Within the listing below, locate all lines containing the word "كادقلي". Copy each one.

[Dataset entries]
━━━━

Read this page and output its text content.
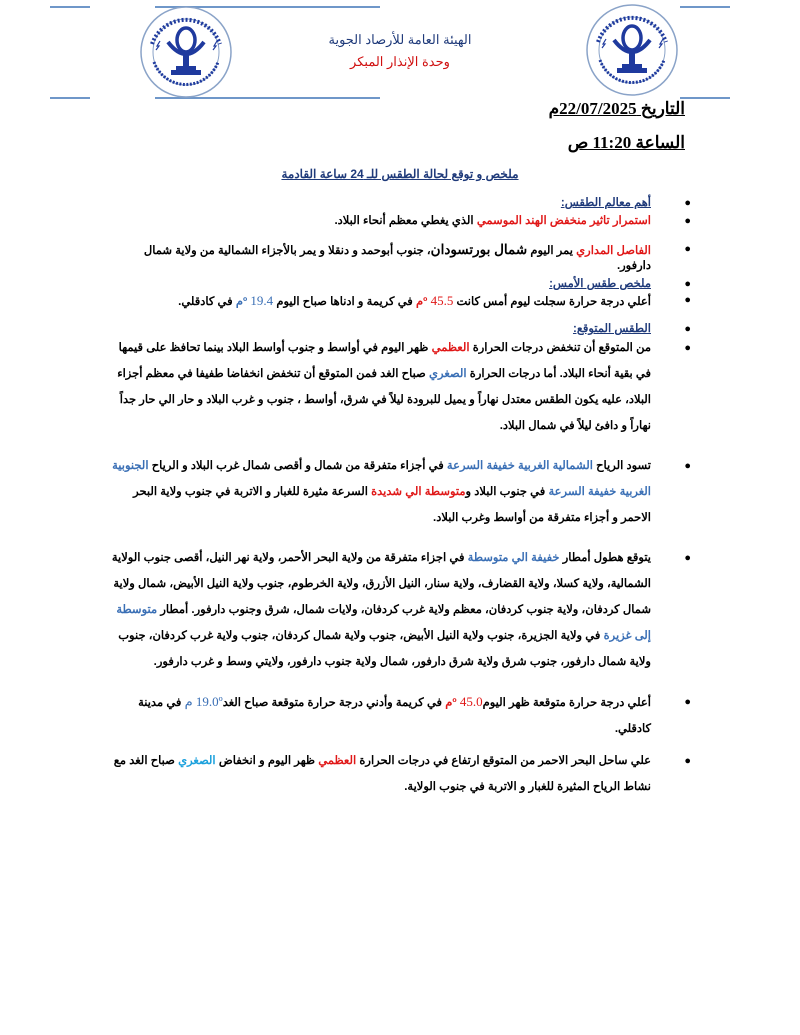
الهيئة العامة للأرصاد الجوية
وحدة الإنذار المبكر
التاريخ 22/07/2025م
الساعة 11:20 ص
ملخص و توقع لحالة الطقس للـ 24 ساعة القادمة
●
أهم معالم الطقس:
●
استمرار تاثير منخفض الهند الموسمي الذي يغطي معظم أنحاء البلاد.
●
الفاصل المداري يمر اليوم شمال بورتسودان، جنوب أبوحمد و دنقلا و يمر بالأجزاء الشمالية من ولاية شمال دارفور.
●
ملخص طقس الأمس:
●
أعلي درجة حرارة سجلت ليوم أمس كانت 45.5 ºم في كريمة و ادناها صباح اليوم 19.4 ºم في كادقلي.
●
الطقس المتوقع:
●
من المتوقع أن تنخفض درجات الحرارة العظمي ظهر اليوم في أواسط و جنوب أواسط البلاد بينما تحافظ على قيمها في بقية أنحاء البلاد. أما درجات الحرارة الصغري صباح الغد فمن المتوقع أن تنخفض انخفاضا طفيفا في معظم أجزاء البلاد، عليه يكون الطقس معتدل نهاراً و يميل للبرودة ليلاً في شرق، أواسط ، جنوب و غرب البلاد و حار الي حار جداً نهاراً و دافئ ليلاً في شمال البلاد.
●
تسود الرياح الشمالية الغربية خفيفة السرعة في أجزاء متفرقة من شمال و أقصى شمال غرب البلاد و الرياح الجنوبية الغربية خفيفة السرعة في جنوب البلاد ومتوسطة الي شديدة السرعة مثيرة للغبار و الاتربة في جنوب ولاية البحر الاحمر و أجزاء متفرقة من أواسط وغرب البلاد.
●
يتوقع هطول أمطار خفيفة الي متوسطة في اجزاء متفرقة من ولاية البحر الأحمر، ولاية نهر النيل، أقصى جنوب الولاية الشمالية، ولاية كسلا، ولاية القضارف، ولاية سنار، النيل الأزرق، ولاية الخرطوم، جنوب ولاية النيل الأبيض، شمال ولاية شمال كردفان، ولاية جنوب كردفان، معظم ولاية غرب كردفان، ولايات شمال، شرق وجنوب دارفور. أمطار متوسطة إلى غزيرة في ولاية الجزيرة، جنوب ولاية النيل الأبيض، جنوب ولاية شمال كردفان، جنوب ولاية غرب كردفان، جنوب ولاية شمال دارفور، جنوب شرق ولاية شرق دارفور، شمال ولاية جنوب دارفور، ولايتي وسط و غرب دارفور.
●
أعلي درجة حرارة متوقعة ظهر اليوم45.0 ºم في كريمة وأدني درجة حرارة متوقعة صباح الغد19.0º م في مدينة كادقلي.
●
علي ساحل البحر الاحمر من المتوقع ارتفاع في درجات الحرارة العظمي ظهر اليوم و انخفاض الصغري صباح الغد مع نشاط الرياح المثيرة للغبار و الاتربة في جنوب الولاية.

━━━━

• **OUTPUT OF THE TASK**
أعلي درجة حرارة سجلت ليوم أمس كانت 45.5 ºم في كريمة و ادناها صباح اليوم 19.4 ºم في كادقلي.
أعلي درجة حرارة متوقعة ظهر اليوم45.0 ºم في كريمة وأدني درجة حرارة متوقعة صباح الغد19.0º م في مدينة كادقلي.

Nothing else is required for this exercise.